-- start of PROVIDED ENTRIES --
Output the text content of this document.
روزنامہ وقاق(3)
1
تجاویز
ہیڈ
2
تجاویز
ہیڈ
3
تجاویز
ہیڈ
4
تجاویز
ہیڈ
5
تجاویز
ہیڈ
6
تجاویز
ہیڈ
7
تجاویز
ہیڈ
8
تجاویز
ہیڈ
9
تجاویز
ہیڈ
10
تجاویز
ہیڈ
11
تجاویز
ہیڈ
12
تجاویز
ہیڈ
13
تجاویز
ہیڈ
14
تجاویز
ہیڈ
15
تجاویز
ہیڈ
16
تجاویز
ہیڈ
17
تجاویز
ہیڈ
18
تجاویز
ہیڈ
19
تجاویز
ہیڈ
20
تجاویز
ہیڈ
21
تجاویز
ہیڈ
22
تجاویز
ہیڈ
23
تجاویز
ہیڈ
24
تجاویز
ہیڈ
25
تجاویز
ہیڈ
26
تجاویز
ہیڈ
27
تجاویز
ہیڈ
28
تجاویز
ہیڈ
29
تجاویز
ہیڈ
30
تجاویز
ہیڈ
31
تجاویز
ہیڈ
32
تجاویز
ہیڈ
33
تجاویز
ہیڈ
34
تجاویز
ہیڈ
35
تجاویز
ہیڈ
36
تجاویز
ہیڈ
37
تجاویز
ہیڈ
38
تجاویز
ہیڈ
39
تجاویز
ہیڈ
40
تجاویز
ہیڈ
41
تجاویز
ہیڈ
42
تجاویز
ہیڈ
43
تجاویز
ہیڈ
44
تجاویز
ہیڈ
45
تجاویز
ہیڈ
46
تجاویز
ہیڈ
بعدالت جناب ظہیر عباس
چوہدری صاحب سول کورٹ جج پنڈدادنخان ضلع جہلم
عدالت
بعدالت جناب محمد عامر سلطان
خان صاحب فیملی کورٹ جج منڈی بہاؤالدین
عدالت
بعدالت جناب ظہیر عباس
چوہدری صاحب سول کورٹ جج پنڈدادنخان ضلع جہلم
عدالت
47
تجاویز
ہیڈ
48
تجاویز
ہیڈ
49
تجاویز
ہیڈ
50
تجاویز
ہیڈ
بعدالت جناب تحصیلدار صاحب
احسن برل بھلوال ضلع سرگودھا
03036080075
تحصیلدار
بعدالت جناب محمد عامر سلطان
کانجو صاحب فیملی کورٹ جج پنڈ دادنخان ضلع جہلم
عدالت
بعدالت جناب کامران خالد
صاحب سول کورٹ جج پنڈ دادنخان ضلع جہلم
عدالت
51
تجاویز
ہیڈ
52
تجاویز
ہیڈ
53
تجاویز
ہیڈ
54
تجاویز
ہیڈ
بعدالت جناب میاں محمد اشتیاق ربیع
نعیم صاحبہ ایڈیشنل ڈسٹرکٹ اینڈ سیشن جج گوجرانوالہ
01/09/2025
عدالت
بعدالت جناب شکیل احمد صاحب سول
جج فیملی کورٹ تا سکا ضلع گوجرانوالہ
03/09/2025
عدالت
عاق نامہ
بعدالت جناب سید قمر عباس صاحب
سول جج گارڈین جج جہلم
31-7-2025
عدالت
-- end of PROVIDED ENTRIES --
● REQUIRED WORK
Find every line that holds "گوجرانوالہ" and copy it.

● SOLUTION TO THIS TASK
نعیم صاحبہ ایڈیشنل ڈسٹرکٹ اینڈ سیشن جج گوجرانوالہ
جج فیملی کورٹ تا سکا ضلع گوجرانوالہ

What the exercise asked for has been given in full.